• [EXCERPTED DATA]:
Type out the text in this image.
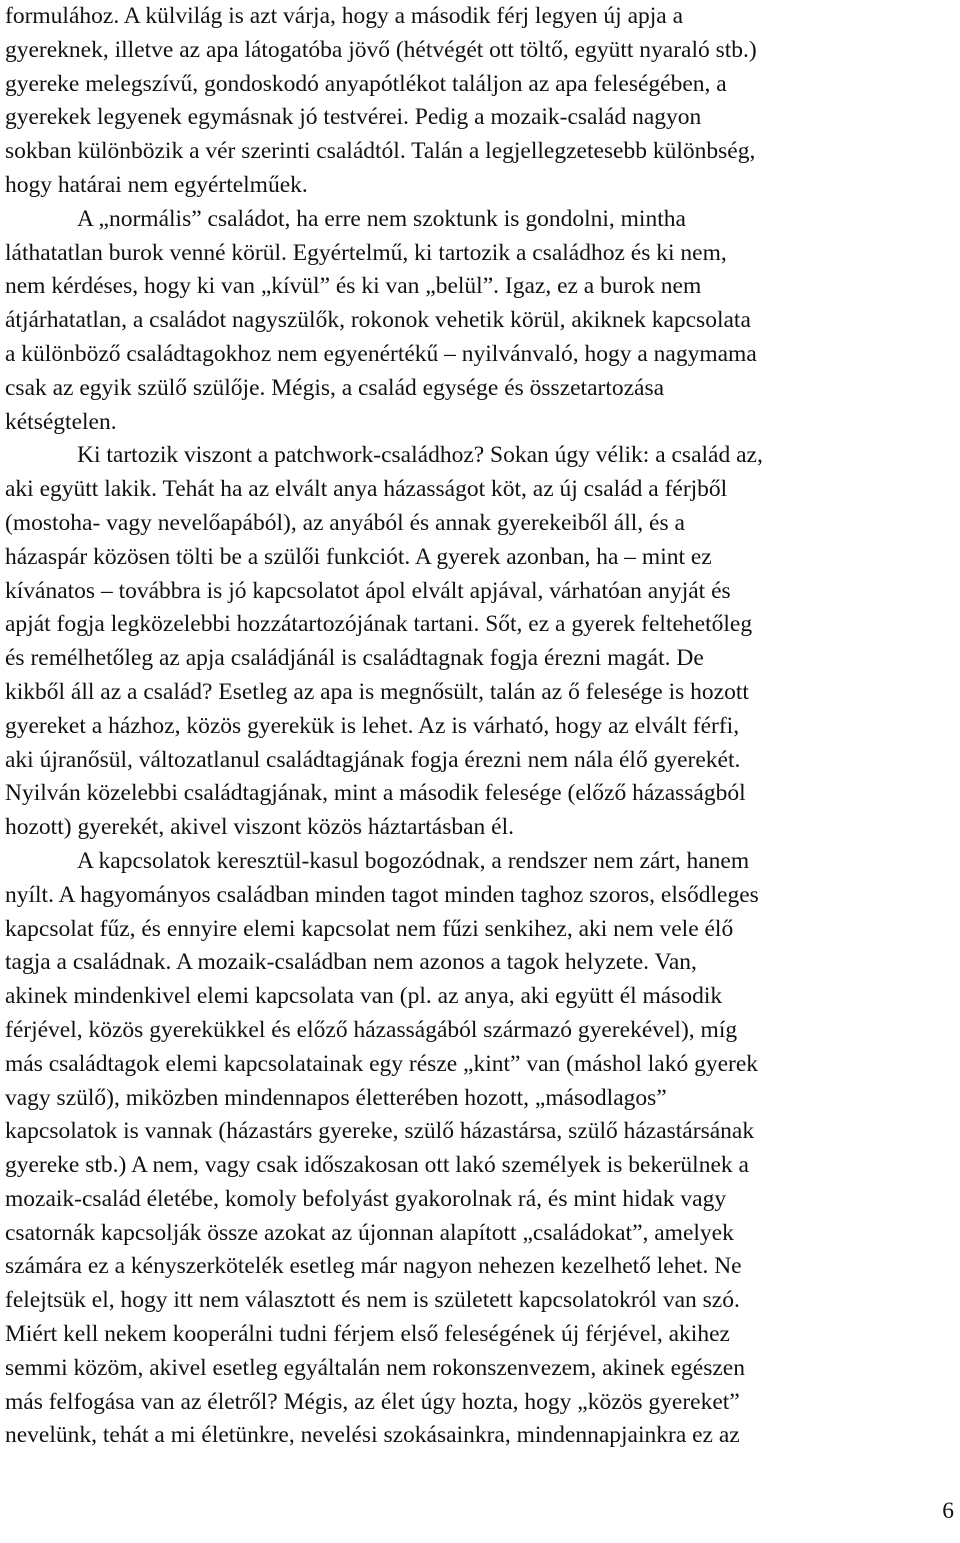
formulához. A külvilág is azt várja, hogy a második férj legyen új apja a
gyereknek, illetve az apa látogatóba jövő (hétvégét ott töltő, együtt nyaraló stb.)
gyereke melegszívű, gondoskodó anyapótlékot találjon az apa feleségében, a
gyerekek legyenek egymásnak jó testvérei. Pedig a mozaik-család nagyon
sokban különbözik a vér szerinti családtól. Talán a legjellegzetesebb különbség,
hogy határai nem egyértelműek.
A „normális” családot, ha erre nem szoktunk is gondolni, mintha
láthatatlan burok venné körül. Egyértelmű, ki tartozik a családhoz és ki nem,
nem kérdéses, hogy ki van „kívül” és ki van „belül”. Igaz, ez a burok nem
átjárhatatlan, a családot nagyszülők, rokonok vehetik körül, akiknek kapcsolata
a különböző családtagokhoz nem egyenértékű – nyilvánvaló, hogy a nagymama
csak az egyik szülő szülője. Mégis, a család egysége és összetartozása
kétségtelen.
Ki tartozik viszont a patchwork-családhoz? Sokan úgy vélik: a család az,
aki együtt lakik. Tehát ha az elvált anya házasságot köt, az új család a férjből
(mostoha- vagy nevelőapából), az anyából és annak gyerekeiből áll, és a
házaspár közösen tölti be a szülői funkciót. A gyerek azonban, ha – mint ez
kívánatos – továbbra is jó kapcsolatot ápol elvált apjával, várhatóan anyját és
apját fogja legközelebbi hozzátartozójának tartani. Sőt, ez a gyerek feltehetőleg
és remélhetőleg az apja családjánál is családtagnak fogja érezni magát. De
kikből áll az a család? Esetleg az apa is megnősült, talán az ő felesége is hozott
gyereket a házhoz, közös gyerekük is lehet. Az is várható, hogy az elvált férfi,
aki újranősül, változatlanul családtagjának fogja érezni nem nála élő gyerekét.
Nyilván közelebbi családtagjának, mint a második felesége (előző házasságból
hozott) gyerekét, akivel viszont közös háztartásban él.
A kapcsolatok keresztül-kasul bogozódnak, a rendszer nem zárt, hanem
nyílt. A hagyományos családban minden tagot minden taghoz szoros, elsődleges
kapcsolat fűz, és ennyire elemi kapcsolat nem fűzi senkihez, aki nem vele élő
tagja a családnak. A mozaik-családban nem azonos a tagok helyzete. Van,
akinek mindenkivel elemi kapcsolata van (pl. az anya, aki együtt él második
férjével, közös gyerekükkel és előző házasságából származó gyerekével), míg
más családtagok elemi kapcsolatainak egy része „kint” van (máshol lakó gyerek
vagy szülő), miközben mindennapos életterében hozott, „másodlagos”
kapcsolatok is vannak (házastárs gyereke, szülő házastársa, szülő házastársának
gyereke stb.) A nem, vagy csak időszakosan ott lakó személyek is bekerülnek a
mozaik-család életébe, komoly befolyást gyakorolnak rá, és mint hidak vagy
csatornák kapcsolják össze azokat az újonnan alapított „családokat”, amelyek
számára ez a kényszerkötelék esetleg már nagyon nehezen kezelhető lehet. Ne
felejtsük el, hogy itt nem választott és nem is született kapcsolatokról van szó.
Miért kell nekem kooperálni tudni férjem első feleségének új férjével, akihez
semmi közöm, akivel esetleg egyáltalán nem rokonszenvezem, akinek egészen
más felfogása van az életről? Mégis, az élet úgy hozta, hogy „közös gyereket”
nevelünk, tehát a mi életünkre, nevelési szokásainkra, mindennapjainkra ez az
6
* * *
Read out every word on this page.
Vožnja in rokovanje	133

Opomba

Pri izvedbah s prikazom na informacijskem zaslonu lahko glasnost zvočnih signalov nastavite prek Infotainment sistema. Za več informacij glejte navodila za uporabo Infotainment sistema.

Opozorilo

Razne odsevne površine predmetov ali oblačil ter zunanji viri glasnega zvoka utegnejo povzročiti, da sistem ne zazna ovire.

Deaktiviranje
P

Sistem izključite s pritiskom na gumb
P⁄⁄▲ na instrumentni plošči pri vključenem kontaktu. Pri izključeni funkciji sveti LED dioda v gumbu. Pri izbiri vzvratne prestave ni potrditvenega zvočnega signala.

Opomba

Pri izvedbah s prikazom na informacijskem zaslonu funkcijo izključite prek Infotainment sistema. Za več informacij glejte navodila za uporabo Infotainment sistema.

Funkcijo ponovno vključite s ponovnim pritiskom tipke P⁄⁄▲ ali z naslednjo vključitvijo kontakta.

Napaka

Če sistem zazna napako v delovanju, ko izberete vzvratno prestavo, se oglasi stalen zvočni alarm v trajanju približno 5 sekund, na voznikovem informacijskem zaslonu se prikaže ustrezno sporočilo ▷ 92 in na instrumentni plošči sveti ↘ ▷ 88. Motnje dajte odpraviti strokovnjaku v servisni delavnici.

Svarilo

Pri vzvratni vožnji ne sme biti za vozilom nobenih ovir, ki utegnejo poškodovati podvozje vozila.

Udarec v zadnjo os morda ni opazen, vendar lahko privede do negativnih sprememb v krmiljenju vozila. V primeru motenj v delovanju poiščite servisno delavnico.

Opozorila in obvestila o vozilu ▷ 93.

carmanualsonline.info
...
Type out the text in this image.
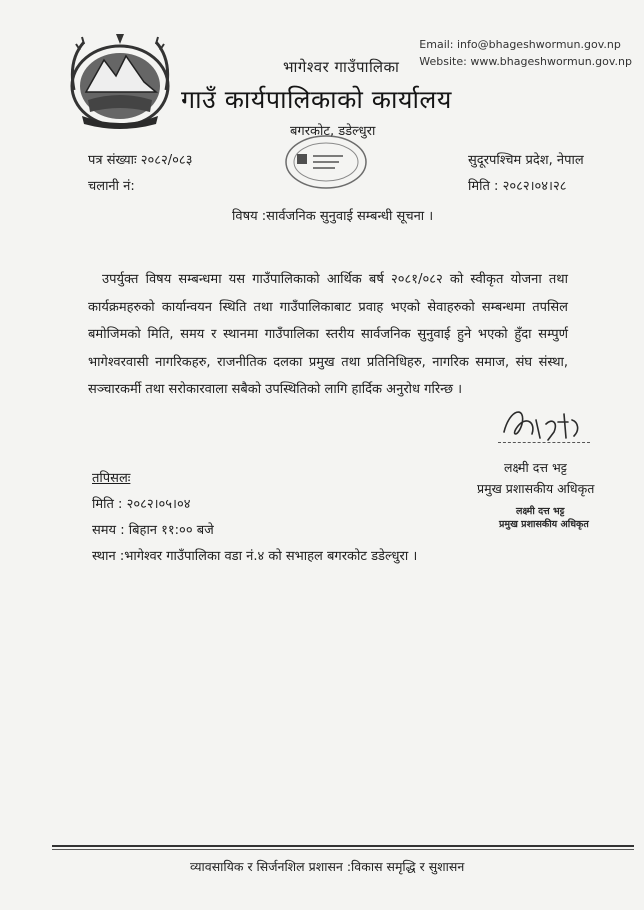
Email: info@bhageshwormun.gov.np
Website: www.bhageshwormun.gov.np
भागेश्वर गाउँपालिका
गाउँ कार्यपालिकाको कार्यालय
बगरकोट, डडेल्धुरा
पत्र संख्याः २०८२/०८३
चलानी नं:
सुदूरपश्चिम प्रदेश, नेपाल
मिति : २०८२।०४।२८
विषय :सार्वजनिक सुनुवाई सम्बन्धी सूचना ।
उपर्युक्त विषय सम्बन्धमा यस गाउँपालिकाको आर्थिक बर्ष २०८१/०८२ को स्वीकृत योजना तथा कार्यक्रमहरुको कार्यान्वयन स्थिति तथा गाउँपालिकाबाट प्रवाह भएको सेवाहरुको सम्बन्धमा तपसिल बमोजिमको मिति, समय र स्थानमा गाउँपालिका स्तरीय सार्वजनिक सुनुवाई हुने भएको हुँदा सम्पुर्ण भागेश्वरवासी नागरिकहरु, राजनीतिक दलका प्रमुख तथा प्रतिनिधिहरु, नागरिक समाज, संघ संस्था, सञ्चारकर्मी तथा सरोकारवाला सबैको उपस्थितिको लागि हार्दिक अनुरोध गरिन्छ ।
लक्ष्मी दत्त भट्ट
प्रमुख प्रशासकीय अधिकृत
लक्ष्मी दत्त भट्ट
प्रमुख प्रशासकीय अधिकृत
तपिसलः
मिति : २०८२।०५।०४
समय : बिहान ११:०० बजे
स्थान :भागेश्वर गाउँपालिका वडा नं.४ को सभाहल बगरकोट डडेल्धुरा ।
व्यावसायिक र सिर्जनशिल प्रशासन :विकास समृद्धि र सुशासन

• [THE TASK]: Where a line of the entries contains the word "körül", copy that line.

• [ANSWER TO THIS EXERCISE]:
láthatatlan burok venné körül. Egyértelmű, ki tartozik a családhoz és ki nem,
átjárhatatlan, a családot nagyszülők, rokonok vehetik körül, akiknek kapcsolata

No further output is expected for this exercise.